Go through the records and give each one again exactly.
STORED DATA start
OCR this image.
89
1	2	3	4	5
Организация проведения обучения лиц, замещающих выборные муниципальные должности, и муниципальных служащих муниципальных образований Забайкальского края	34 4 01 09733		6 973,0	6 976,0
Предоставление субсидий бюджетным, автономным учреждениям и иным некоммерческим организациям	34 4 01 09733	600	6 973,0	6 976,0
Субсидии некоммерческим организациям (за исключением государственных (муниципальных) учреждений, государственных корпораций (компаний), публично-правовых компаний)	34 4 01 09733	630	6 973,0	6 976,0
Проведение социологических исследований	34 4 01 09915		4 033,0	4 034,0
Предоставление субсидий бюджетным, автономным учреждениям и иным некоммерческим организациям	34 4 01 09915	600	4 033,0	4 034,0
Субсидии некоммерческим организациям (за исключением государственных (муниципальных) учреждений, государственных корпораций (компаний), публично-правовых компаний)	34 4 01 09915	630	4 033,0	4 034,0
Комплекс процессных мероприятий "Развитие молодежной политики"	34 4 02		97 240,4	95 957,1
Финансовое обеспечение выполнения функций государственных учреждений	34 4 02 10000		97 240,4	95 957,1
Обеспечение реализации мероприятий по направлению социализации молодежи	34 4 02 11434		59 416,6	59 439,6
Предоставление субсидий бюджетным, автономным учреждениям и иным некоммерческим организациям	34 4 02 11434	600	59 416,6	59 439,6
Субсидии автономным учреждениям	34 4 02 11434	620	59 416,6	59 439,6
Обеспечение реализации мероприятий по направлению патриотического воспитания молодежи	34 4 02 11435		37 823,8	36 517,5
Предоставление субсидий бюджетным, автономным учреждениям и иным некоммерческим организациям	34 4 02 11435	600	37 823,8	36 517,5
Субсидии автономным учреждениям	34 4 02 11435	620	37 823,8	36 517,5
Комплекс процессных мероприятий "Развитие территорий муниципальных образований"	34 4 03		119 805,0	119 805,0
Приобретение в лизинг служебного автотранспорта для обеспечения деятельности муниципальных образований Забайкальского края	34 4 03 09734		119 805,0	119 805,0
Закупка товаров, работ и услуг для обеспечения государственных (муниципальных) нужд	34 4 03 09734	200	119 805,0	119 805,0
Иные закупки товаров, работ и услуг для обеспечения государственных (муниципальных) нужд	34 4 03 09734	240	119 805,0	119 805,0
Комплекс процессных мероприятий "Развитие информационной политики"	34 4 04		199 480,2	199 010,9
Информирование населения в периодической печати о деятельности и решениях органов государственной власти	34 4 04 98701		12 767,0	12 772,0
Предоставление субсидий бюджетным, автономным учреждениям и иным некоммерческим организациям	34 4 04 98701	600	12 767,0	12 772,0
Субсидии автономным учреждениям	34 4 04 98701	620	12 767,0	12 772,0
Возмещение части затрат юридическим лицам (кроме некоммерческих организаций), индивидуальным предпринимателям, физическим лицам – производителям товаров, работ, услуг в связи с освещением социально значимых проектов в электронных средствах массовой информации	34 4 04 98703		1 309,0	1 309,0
STORED DATA end
__OUTPUT__
OCR this image.
89
1	2	3	4	5
Организация проведения обучения лиц, замещающих выборные муниципальные должности, и муниципальных служащих муниципальных образований Забайкальского края	34 4 01 09733		6 973,0	6 976,0
Предоставление субсидий бюджетным, автономным учреждениям и иным некоммерческим организациям	34 4 01 09733	600	6 973,0	6 976,0
Субсидии некоммерческим организациям (за исключением государственных (муниципальных) учреждений, государственных корпораций (компаний), публично-правовых компаний)	34 4 01 09733	630	6 973,0	6 976,0
Проведение социологических исследований	34 4 01 09915		4 033,0	4 034,0
Предоставление субсидий бюджетным, автономным учреждениям и иным некоммерческим организациям	34 4 01 09915	600	4 033,0	4 034,0
Субсидии некоммерческим организациям (за исключением государственных (муниципальных) учреждений, государственных корпораций (компаний), публично-правовых компаний)	34 4 01 09915	630	4 033,0	4 034,0
Комплекс процессных мероприятий "Развитие молодежной политики"	34 4 02		97 240,4	95 957,1
Финансовое обеспечение выполнения функций государственных учреждений	34 4 02 10000		97 240,4	95 957,1
Обеспечение реализации мероприятий по направлению социализации молодежи	34 4 02 11434		59 416,6	59 439,6
Предоставление субсидий бюджетным, автономным учреждениям и иным некоммерческим организациям	34 4 02 11434	600	59 416,6	59 439,6
Субсидии автономным учреждениям	34 4 02 11434	620	59 416,6	59 439,6
Обеспечение реализации мероприятий по направлению патриотического воспитания молодежи	34 4 02 11435		37 823,8	36 517,5
Предоставление субсидий бюджетным, автономным учреждениям и иным некоммерческим организациям	34 4 02 11435	600	37 823,8	36 517,5
Субсидии автономным учреждениям	34 4 02 11435	620	37 823,8	36 517,5
Комплекс процессных мероприятий "Развитие территорий муниципальных образований"	34 4 03		119 805,0	119 805,0
Приобретение в лизинг служебного автотранспорта для обеспечения деятельности муниципальных образований Забайкальского края	34 4 03 09734		119 805,0	119 805,0
Закупка товаров, работ и услуг для обеспечения государственных (муниципальных) нужд	34 4 03 09734	200	119 805,0	119 805,0
Иные закупки товаров, работ и услуг для обеспечения государственных (муниципальных) нужд	34 4 03 09734	240	119 805,0	119 805,0
Комплекс процессных мероприятий "Развитие информационной политики"	34 4 04		199 480,2	199 010,9
Информирование населения в периодической печати о деятельности и решениях органов государственной власти	34 4 04 98701		12 767,0	12 772,0
Предоставление субсидий бюджетным, автономным учреждениям и иным некоммерческим организациям	34 4 04 98701	600	12 767,0	12 772,0
Субсидии автономным учреждениям	34 4 04 98701	620	12 767,0	12 772,0
Возмещение части затрат юридическим лицам (кроме некоммерческих организаций), индивидуальным предпринимателям, физическим лицам – производителям товаров, работ, услуг в связи с освещением социально значимых проектов в электронных средствах массовой информации	34 4 04 98703		1 309,0	1 309,0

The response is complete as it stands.